• [Set task]: In the records that follow, locate every line with "ylabel" and extract it.

Data extracted from a collection
================

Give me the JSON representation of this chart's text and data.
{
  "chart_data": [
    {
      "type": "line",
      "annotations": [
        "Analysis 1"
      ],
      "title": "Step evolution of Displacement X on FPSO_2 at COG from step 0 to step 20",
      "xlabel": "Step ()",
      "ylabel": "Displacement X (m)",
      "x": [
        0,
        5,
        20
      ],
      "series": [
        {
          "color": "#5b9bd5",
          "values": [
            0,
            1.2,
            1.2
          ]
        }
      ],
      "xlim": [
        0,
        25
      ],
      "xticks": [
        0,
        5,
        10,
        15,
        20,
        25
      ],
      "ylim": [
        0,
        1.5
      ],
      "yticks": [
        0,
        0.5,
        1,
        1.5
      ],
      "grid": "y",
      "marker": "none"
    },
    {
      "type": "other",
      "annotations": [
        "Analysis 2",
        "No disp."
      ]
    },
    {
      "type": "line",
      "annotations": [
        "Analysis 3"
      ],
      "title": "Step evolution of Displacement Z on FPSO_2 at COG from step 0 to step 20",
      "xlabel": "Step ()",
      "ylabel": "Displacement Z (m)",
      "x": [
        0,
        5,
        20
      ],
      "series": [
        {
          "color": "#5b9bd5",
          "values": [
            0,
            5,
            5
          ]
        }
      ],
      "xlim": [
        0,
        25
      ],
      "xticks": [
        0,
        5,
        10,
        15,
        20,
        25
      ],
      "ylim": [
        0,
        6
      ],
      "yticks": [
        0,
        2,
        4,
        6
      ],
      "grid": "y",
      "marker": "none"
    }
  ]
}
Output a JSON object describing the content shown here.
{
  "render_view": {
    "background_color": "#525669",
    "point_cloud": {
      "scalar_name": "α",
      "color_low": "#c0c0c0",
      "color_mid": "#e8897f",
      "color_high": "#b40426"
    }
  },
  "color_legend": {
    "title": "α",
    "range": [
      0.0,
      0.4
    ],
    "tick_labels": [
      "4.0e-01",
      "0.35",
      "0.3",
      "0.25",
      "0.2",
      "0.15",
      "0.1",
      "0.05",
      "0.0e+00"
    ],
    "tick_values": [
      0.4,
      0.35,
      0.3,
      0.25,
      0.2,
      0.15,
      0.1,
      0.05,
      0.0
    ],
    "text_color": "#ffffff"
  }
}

================

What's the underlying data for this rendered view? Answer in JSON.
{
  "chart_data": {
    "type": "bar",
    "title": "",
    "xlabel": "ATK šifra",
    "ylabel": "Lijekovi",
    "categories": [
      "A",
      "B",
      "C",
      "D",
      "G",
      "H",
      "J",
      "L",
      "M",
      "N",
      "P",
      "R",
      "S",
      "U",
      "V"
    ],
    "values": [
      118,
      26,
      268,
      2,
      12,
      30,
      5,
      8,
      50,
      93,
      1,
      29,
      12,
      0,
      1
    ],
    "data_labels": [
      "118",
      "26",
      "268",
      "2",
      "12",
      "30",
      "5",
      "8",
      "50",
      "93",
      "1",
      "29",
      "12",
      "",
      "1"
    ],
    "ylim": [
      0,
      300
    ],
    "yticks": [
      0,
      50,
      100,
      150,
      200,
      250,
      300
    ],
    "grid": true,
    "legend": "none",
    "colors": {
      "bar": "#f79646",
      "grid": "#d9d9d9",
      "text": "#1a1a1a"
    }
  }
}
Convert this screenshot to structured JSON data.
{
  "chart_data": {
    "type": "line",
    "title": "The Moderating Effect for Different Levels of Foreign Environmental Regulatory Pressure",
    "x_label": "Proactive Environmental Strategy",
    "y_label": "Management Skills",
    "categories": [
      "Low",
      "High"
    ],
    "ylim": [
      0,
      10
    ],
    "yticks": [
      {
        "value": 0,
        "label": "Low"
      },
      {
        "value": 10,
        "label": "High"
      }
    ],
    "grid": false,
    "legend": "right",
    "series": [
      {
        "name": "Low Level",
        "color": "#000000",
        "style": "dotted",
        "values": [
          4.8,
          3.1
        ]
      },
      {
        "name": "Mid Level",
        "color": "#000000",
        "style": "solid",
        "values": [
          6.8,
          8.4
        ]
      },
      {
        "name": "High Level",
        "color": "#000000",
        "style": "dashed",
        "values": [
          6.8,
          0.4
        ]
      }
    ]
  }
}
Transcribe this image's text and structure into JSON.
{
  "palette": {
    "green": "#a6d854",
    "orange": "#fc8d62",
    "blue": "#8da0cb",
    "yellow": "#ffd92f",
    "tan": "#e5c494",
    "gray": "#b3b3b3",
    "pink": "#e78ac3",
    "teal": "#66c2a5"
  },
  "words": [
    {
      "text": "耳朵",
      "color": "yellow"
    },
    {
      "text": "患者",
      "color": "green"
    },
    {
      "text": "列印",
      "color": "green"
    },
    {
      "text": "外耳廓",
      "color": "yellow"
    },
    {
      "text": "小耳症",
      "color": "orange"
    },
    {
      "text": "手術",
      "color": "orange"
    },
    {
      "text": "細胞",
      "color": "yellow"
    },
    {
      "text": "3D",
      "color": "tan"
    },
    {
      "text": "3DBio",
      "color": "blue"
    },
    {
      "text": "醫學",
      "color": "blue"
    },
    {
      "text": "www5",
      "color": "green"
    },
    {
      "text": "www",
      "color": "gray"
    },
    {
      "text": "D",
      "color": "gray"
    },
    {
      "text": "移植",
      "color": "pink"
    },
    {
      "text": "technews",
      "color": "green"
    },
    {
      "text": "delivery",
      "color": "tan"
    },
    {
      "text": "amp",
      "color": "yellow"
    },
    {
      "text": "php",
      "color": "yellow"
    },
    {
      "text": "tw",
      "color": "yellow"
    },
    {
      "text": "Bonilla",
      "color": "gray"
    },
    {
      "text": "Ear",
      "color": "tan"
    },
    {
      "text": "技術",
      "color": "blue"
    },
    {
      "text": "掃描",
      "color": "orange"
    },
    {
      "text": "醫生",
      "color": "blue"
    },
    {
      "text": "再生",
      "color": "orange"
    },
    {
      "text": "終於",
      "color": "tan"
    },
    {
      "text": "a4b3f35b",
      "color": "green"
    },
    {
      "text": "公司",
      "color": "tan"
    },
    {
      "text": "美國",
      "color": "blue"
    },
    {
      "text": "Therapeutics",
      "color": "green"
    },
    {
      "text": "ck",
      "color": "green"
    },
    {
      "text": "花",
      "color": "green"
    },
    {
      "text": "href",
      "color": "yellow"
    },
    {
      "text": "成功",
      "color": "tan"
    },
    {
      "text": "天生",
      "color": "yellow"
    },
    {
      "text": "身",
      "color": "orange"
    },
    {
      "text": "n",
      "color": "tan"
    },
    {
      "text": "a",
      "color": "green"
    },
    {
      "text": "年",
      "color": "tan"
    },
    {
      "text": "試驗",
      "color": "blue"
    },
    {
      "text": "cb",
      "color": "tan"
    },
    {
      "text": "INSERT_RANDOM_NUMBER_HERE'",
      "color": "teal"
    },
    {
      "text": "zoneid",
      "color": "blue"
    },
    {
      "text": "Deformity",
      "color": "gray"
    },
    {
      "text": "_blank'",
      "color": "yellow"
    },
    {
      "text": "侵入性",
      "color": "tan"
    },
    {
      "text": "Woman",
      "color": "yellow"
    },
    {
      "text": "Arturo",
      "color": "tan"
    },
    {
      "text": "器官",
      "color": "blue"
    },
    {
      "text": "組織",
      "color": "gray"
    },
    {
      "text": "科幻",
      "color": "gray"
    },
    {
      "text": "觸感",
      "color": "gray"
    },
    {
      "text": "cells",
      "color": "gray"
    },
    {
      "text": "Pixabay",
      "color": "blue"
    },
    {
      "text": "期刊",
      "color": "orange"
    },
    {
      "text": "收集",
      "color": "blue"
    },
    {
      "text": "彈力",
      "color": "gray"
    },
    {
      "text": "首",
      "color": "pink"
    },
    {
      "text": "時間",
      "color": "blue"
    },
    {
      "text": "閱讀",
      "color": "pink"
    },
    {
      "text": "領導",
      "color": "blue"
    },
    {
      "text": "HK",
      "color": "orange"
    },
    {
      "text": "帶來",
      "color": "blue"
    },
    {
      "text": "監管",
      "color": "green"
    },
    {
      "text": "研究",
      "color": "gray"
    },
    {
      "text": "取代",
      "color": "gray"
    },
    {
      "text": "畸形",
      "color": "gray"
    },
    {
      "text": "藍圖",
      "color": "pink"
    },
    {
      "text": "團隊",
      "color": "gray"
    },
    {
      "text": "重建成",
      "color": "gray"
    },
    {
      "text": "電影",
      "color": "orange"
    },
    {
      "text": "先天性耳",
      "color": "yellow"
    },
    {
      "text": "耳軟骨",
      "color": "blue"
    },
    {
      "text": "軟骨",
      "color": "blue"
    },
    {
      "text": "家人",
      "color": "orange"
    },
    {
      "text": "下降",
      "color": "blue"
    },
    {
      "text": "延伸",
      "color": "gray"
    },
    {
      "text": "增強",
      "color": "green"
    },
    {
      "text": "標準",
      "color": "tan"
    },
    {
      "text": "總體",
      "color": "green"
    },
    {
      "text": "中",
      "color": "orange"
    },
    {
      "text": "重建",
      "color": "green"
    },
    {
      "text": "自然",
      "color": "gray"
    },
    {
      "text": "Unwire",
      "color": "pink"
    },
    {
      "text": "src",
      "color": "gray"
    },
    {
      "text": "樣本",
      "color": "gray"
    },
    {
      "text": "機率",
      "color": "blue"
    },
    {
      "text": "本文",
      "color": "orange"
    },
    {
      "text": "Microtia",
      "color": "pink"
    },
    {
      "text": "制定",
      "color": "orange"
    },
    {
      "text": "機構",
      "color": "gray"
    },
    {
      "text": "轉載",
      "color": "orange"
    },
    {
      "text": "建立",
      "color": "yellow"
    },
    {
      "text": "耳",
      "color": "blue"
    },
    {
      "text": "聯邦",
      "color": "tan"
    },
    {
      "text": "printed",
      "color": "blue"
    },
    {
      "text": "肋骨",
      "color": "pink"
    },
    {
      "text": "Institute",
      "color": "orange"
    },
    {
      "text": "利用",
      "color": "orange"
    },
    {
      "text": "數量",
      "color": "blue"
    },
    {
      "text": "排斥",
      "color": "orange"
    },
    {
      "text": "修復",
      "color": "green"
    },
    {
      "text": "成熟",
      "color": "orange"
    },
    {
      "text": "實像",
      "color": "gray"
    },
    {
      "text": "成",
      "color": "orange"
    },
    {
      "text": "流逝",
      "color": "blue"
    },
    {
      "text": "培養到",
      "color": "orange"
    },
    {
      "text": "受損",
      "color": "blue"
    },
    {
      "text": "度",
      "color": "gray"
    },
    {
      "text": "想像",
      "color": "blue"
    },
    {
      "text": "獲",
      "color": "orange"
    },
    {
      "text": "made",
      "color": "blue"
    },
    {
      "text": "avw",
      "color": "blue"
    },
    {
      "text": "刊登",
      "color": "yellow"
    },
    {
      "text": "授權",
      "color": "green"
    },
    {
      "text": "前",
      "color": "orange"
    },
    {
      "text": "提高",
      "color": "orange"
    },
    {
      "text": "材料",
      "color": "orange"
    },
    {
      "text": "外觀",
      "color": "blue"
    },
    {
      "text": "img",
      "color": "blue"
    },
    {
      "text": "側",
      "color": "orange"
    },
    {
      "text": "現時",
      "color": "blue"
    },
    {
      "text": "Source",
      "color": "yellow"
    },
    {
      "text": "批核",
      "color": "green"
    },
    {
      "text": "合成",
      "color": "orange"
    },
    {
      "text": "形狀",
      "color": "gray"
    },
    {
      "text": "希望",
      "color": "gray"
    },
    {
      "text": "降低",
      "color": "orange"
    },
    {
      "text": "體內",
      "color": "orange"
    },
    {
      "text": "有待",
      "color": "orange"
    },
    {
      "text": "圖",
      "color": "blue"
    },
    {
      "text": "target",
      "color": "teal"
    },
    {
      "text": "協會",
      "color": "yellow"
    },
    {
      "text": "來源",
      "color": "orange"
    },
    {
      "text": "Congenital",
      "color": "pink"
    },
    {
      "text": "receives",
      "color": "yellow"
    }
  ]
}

================

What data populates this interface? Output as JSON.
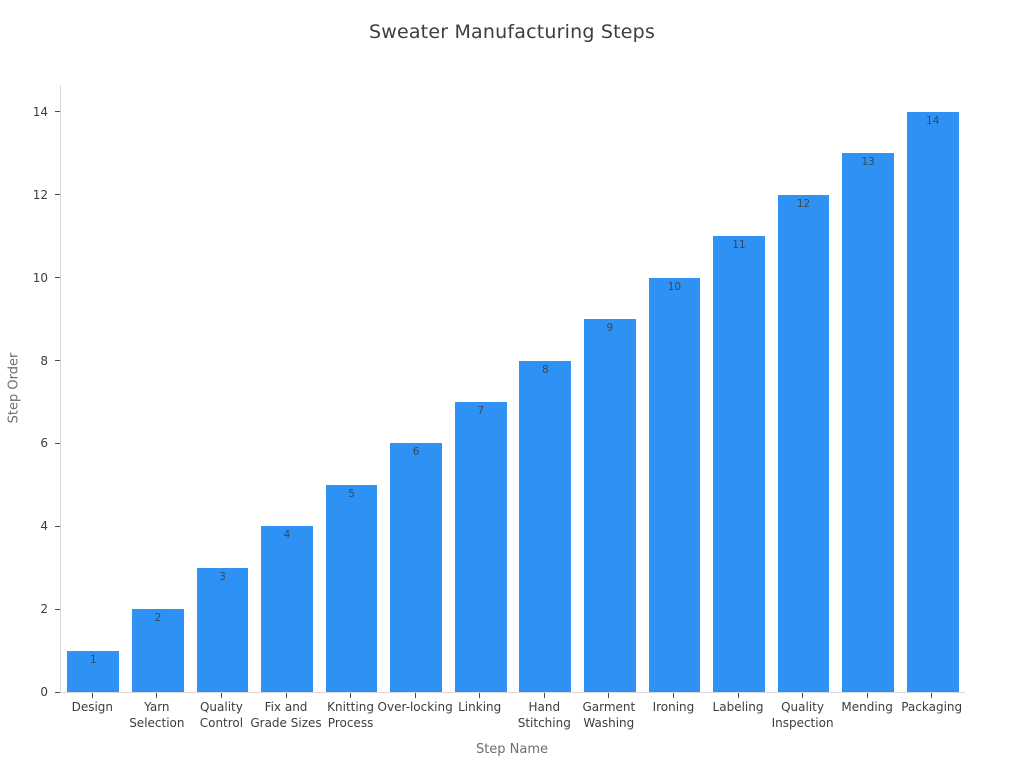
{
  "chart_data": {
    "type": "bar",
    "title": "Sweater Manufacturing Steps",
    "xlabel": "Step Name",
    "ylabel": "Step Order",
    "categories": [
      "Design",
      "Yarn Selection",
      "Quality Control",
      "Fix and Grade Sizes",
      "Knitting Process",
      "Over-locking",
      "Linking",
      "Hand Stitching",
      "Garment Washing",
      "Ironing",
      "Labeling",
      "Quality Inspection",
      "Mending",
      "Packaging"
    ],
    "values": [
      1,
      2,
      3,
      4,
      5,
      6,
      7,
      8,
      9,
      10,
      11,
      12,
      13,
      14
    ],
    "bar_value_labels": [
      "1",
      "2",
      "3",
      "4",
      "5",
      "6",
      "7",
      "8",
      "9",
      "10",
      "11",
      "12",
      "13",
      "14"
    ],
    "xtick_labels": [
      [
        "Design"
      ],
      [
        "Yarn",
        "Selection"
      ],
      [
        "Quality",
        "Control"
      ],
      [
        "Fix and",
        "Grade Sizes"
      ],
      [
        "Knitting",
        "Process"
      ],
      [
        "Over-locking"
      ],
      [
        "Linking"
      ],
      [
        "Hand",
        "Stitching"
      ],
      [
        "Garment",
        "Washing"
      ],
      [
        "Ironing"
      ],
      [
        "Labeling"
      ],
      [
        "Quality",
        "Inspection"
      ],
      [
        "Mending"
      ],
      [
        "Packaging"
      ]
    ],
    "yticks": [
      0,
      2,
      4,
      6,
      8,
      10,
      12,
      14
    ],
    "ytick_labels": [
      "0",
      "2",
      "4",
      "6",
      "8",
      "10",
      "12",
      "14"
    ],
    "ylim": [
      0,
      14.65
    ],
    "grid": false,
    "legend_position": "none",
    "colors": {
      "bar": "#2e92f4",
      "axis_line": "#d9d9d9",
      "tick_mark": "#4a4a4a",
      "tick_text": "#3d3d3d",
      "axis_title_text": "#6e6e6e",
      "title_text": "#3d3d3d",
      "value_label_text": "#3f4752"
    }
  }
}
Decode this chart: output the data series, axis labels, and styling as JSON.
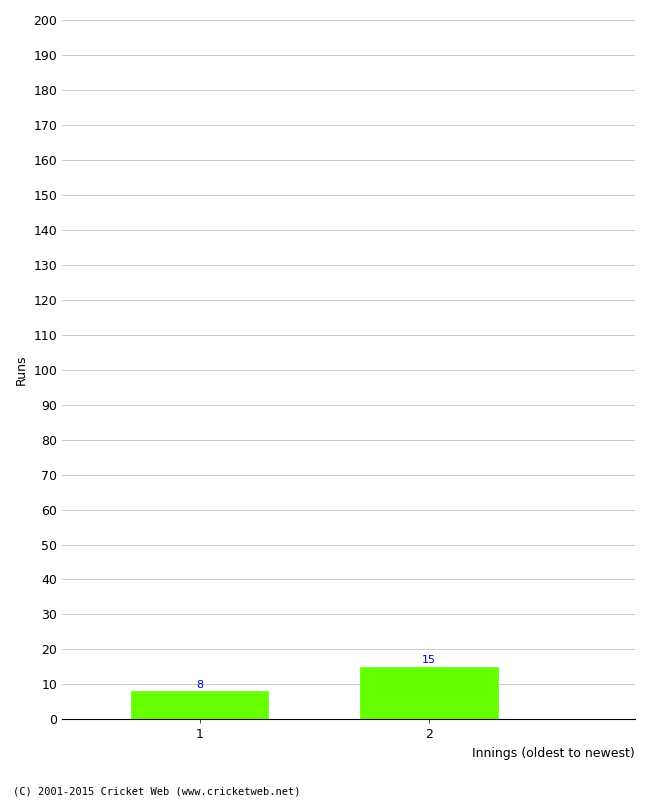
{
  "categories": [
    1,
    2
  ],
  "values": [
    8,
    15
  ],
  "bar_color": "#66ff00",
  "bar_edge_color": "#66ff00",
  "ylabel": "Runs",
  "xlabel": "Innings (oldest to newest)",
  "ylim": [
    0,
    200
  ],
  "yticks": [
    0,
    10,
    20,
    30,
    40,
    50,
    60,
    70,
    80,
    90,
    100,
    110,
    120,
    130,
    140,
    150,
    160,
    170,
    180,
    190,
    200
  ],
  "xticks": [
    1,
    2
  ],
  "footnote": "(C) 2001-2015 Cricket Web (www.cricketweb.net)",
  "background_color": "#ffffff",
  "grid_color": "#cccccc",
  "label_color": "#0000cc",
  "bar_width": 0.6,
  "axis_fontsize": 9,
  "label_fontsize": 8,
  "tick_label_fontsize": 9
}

================

• [Written solution]:
      "ylabel": "Displacement X (m)",
      "ylabel": "Displacement Z (m)",
    "ylabel": "Lijekovi",
    "ylabel": "Step Order",
  "ylabel": "Runs",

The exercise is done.